### GIVEN RECORDS ###

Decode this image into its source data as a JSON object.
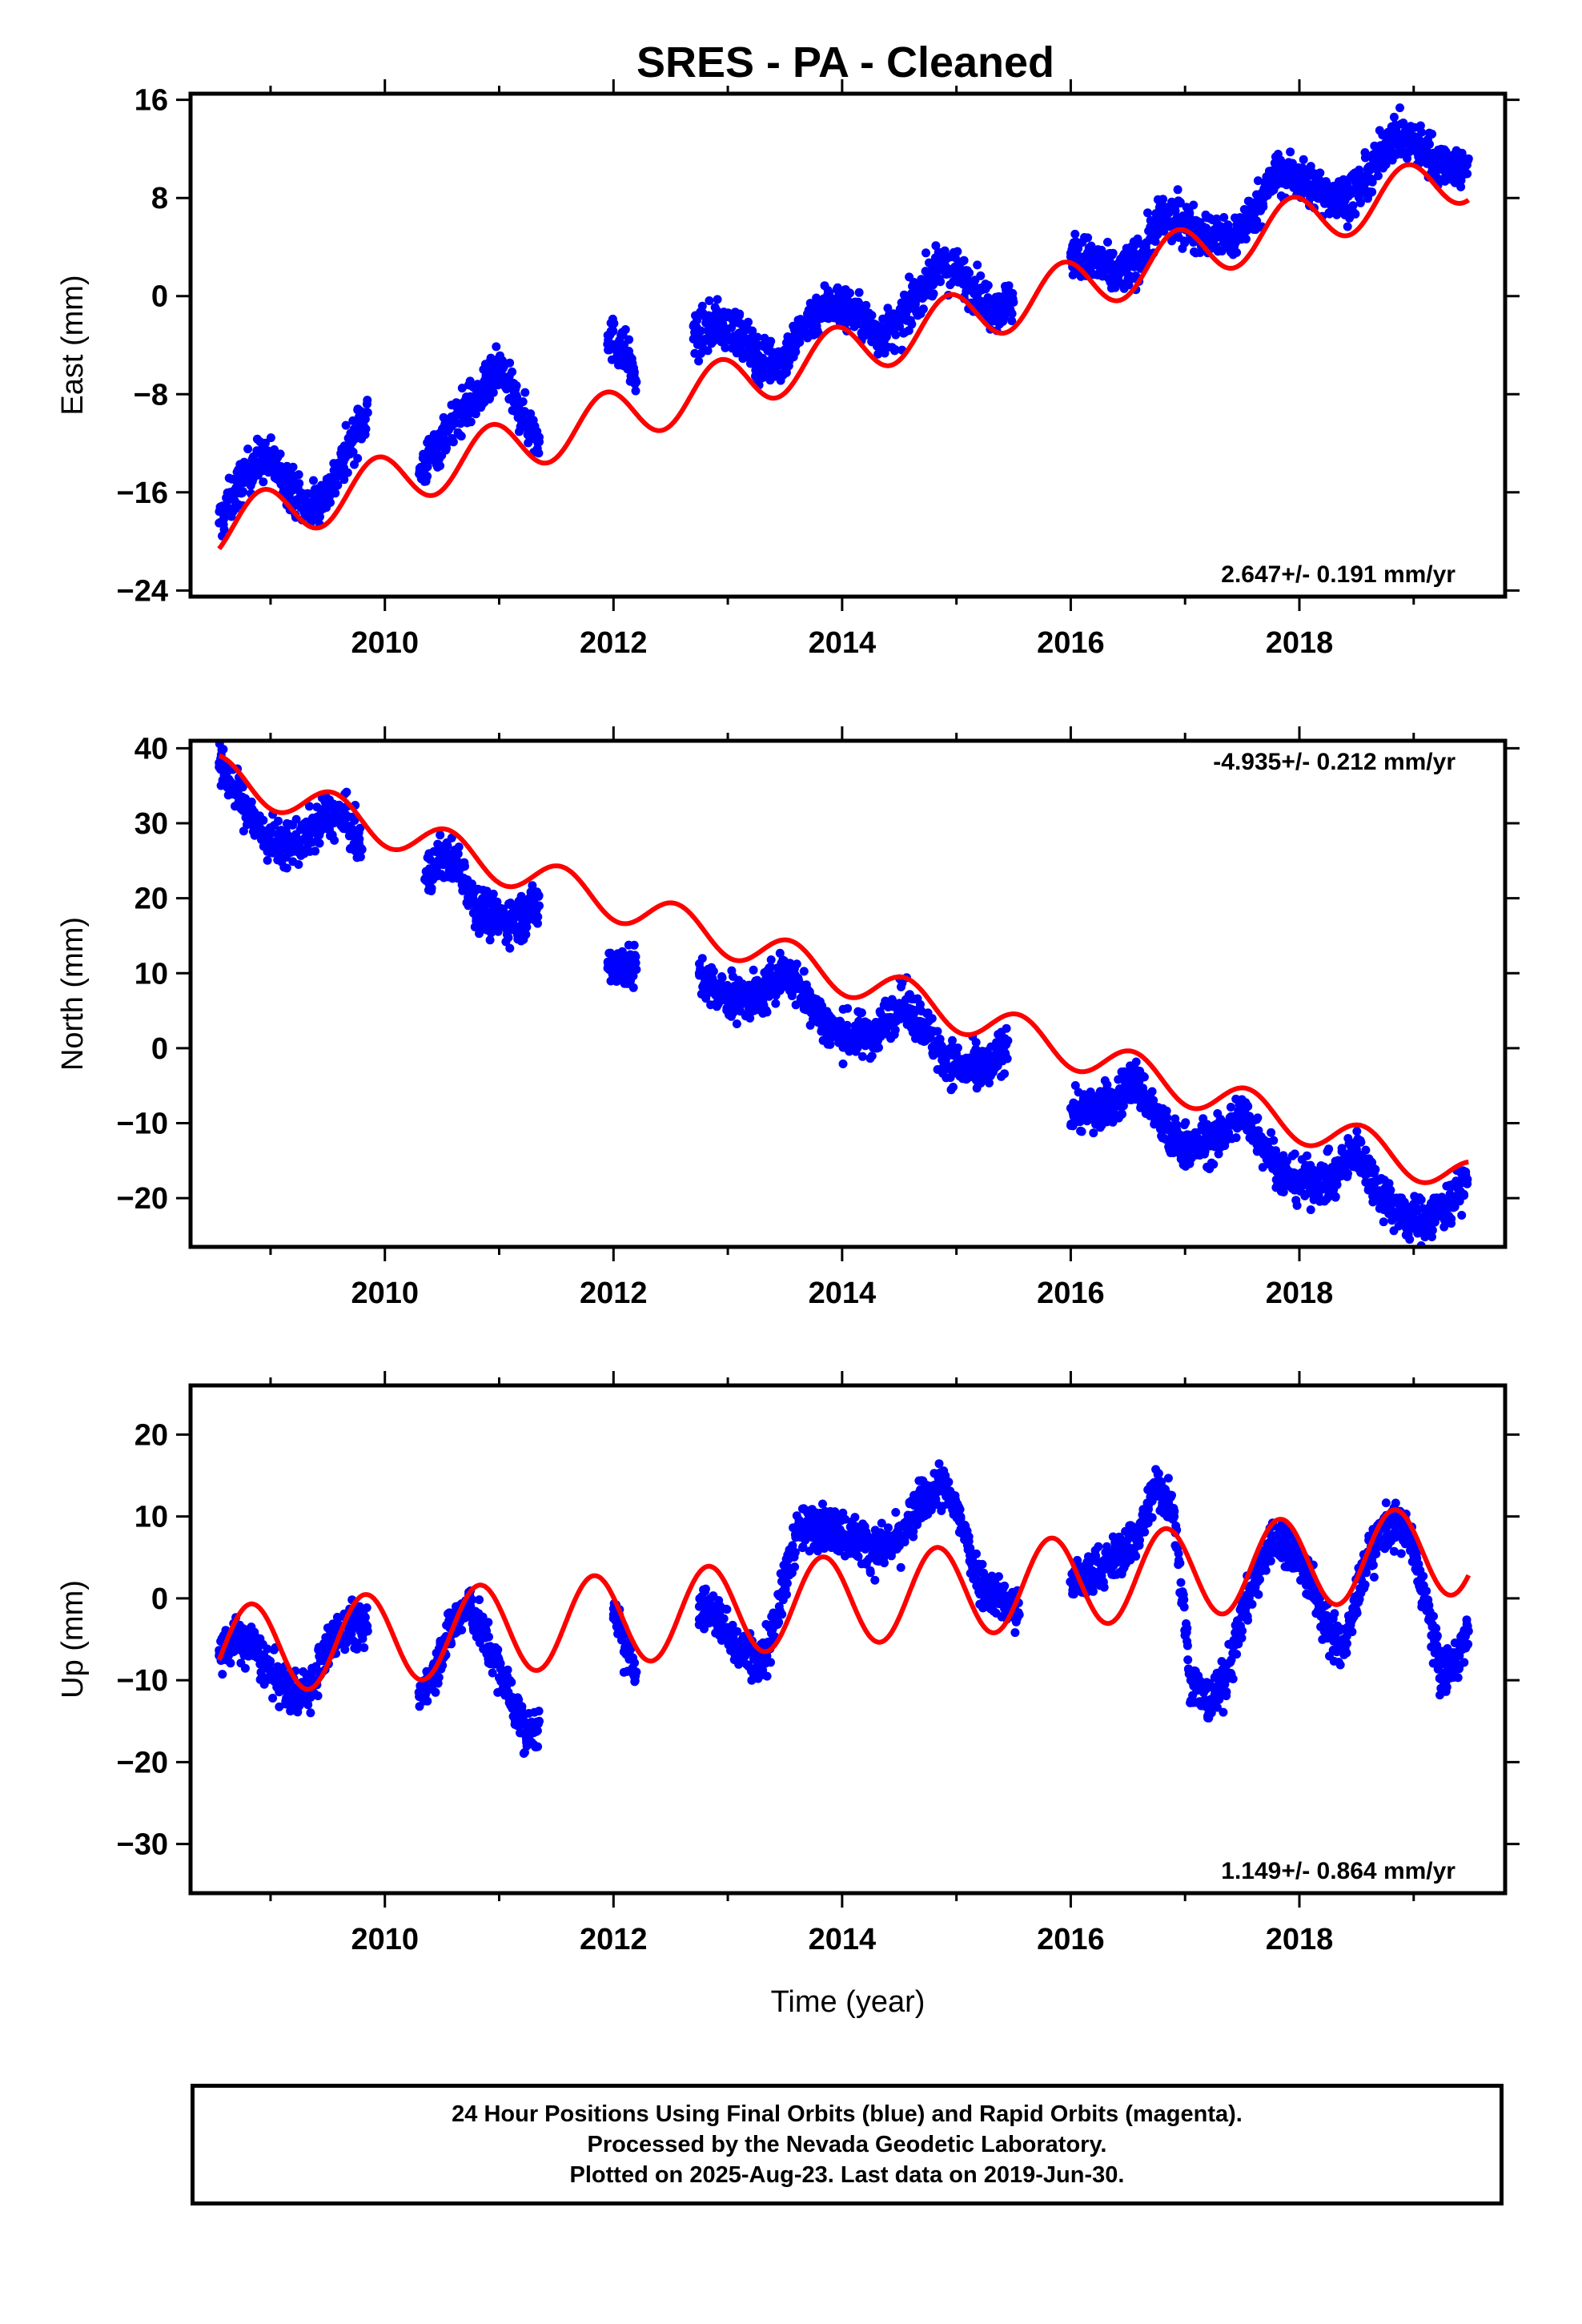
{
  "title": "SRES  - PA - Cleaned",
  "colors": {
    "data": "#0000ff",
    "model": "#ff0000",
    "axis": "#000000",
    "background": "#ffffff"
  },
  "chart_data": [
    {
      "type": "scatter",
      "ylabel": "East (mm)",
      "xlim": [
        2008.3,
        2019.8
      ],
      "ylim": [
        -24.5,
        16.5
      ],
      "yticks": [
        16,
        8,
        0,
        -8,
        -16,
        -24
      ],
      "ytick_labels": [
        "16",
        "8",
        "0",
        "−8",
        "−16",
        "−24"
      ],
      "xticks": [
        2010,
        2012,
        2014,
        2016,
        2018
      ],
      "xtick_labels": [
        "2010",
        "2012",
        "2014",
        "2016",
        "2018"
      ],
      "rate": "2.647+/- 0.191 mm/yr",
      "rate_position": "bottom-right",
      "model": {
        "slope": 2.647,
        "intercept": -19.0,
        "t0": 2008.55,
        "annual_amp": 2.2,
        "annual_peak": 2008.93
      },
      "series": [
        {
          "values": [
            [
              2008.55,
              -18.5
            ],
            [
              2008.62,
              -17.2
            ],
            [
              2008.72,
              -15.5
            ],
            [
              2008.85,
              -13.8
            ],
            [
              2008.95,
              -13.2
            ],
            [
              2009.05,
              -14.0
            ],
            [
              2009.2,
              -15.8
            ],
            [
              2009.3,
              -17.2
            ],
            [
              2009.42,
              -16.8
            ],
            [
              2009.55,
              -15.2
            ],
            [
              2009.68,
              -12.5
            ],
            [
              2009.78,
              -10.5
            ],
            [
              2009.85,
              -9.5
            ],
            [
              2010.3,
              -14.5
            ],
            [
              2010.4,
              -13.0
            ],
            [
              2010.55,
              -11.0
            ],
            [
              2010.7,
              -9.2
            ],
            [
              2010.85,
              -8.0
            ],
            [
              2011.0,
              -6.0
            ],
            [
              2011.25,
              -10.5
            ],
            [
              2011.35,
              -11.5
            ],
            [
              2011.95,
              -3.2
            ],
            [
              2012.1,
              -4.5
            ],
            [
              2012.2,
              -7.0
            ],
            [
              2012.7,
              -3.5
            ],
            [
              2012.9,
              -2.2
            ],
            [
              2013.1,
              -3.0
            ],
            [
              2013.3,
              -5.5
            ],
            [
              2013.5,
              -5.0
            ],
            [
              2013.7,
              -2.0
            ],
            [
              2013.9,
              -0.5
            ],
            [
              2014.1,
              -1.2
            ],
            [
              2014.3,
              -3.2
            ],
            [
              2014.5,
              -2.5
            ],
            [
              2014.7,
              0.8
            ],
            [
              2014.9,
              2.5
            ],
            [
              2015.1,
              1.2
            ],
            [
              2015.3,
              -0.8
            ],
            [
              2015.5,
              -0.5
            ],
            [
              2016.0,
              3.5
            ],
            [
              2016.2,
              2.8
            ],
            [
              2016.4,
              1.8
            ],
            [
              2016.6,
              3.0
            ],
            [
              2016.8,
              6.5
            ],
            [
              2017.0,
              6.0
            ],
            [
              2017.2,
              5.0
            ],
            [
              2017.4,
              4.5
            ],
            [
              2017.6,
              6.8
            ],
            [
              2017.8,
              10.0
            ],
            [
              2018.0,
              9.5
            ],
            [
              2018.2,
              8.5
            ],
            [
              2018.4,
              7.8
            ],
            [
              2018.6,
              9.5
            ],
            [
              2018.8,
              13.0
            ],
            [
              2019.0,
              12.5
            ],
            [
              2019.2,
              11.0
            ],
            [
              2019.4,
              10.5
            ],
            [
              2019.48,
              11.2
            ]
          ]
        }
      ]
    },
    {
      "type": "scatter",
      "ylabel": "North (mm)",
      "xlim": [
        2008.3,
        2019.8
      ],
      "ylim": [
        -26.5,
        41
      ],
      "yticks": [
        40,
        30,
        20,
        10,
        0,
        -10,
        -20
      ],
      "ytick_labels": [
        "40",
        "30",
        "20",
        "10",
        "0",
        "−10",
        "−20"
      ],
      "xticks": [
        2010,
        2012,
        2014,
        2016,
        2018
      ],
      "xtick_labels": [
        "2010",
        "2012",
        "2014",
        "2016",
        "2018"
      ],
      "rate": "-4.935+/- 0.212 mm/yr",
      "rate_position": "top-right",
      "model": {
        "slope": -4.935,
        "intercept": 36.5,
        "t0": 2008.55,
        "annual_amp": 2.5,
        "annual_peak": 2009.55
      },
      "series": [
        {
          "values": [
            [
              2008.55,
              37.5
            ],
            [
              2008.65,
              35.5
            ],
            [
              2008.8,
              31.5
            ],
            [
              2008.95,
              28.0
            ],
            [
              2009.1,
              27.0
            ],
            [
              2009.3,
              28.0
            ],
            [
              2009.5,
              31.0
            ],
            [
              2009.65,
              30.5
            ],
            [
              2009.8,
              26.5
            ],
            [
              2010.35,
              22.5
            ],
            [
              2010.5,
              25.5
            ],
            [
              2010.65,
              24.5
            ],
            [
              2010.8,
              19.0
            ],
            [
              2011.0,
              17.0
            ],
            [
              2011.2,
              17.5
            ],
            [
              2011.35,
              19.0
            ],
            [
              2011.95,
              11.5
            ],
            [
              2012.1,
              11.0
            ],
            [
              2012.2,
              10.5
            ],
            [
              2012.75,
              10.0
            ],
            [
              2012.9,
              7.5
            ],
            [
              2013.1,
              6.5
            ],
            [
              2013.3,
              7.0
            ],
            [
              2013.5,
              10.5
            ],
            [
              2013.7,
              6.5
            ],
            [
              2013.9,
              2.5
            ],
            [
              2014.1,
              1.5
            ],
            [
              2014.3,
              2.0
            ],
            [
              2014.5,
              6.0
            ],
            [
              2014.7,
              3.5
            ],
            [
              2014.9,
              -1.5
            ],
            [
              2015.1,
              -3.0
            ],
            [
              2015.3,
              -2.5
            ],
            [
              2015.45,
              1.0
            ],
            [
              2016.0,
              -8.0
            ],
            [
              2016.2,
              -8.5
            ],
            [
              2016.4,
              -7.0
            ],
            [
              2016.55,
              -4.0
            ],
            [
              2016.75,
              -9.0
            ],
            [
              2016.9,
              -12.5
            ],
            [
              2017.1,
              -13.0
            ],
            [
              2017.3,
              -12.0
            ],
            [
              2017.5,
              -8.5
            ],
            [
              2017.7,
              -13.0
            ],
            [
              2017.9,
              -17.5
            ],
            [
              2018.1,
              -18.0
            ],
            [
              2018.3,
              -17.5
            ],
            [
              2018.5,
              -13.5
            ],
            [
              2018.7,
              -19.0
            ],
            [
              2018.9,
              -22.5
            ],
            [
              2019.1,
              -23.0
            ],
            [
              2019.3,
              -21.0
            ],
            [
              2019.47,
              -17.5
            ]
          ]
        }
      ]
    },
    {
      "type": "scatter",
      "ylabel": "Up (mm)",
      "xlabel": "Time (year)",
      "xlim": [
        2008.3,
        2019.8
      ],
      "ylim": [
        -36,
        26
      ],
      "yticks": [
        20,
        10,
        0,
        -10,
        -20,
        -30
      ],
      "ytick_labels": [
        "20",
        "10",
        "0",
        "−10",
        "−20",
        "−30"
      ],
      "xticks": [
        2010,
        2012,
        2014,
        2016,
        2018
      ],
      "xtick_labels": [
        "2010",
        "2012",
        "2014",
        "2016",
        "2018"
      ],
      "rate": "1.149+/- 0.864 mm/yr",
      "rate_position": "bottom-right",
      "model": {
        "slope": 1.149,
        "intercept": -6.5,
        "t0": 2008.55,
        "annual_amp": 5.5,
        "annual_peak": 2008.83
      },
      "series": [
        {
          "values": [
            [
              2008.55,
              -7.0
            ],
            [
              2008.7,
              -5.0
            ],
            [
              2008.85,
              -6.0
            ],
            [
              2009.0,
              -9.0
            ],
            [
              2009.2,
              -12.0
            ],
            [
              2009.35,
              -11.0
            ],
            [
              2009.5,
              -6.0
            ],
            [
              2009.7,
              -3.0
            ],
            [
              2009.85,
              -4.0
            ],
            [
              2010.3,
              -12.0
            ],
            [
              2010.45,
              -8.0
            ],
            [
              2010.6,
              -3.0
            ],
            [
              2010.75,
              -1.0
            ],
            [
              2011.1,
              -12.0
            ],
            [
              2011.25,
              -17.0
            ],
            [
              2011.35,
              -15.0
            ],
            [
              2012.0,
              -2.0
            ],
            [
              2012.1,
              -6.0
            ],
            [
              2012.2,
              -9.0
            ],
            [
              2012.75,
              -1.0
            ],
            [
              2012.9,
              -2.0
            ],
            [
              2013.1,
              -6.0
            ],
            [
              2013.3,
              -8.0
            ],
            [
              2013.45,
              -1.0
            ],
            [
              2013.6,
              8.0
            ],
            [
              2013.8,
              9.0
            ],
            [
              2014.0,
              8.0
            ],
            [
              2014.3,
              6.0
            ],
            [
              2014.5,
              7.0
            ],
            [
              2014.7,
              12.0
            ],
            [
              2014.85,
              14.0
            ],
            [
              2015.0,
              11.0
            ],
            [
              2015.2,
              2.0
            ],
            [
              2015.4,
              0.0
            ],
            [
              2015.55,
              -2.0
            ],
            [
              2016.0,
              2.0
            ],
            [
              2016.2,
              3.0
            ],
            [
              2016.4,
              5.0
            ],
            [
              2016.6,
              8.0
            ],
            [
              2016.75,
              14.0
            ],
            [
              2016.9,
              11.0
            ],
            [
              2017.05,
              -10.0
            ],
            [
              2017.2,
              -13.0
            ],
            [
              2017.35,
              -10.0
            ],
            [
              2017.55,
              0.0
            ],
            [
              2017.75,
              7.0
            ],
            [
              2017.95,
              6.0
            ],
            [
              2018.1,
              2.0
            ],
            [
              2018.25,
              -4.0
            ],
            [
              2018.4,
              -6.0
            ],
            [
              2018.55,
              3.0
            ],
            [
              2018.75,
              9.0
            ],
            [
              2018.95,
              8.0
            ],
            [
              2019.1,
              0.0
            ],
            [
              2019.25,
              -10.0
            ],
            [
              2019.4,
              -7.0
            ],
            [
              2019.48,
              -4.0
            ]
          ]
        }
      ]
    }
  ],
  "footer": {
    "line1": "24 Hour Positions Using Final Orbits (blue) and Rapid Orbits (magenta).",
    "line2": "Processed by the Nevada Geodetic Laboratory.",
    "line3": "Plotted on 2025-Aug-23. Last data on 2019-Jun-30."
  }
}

###
### GIVEN RECORDS ###

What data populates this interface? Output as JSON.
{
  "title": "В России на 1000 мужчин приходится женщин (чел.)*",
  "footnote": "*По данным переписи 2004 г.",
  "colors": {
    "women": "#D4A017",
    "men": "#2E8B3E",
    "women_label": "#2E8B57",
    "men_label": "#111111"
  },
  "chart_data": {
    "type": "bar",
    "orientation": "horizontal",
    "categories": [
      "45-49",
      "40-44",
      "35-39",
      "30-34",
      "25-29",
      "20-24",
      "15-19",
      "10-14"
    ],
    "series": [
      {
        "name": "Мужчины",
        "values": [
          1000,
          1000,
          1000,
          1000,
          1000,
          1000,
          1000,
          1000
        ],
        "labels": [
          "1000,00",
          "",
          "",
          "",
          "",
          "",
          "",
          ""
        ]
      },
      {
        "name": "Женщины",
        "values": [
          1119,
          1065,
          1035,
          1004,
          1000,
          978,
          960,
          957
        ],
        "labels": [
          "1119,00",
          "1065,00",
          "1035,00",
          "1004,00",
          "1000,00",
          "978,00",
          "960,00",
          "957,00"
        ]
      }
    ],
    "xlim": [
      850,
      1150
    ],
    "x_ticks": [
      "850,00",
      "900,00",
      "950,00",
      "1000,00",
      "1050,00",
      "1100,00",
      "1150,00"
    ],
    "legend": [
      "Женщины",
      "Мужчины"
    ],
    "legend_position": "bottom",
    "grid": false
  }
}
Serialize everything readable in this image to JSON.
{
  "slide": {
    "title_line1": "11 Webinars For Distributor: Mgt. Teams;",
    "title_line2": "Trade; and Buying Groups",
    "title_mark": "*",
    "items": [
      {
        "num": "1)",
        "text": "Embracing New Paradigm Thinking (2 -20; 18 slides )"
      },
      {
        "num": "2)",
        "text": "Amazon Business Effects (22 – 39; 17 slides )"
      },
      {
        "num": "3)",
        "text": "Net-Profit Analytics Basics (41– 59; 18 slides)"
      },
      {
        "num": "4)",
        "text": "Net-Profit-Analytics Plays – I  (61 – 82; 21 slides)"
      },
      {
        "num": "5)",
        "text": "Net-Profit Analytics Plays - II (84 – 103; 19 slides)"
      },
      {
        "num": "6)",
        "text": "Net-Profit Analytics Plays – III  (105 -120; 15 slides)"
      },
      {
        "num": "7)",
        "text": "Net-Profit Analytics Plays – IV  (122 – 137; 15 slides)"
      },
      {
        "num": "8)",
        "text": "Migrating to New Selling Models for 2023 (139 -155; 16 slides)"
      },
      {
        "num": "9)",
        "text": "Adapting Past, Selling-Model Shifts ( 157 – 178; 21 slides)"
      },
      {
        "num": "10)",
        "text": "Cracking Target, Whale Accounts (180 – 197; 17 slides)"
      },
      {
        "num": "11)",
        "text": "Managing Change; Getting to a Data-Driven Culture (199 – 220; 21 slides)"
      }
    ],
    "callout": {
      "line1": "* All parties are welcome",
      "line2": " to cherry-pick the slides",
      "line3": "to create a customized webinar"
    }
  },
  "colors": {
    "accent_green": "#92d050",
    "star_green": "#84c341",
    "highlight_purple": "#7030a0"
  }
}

###

How many lines in the listing contain "JSON"? Answer with the number alone.

REPLY: 3